Stated problem. Quote the whole listing verbatim.

-- start --

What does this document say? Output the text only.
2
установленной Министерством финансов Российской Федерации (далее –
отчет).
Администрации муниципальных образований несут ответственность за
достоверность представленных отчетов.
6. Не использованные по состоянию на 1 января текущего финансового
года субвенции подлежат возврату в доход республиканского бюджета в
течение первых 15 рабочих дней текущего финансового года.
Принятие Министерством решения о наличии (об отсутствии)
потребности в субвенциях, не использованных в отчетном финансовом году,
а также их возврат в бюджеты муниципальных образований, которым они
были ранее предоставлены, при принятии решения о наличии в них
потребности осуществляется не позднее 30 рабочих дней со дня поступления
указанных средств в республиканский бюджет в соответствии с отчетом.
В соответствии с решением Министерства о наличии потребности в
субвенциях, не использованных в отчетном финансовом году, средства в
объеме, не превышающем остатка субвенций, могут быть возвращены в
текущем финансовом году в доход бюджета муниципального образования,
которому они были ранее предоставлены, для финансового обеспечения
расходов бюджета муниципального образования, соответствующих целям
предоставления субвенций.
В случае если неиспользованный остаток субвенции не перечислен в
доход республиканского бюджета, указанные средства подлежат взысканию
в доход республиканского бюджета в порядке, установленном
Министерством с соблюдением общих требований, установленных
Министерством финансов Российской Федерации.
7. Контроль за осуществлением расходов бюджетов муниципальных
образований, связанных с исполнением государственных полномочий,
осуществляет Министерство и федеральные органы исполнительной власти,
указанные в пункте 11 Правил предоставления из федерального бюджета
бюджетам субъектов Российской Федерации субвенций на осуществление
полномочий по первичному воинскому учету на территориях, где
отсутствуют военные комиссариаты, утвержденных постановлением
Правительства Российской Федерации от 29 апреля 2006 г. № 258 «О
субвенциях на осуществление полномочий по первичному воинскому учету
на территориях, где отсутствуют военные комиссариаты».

-- end --

Final answer.
What does this document say? Output the text only.
2
установленной Министерством финансов Российской Федерации (далее –
отчет).
Администрации муниципальных образований несут ответственность за
достоверность представленных отчетов.
6. Не использованные по состоянию на 1 января текущего финансового
года субвенции подлежат возврату в доход республиканского бюджета в
течение первых 15 рабочих дней текущего финансового года.
Принятие Министерством решения о наличии (об отсутствии)
потребности в субвенциях, не использованных в отчетном финансовом году,
а также их возврат в бюджеты муниципальных образований, которым они
были ранее предоставлены, при принятии решения о наличии в них
потребности осуществляется не позднее 30 рабочих дней со дня поступления
указанных средств в республиканский бюджет в соответствии с отчетом.
В соответствии с решением Министерства о наличии потребности в
субвенциях, не использованных в отчетном финансовом году, средства в
объеме, не превышающем остатка субвенций, могут быть возвращены в
текущем финансовом году в доход бюджета муниципального образования,
которому они были ранее предоставлены, для финансового обеспечения
расходов бюджета муниципального образования, соответствующих целям
предоставления субвенций.
В случае если неиспользованный остаток субвенции не перечислен в
доход республиканского бюджета, указанные средства подлежат взысканию
в доход республиканского бюджета в порядке, установленном
Министерством с соблюдением общих требований, установленных
Министерством финансов Российской Федерации.
7. Контроль за осуществлением расходов бюджетов муниципальных
образований, связанных с исполнением государственных полномочий,
осуществляет Министерство и федеральные органы исполнительной власти,
указанные в пункте 11 Правил предоставления из федерального бюджета
бюджетам субъектов Российской Федерации субвенций на осуществление
полномочий по первичному воинскому учету на территориях, где
отсутствуют военные комиссариаты, утвержденных постановлением
Правительства Российской Федерации от 29 апреля 2006 г. № 258 «О
субвенциях на осуществление полномочий по первичному воинскому учету
на территориях, где отсутствуют военные комиссариаты».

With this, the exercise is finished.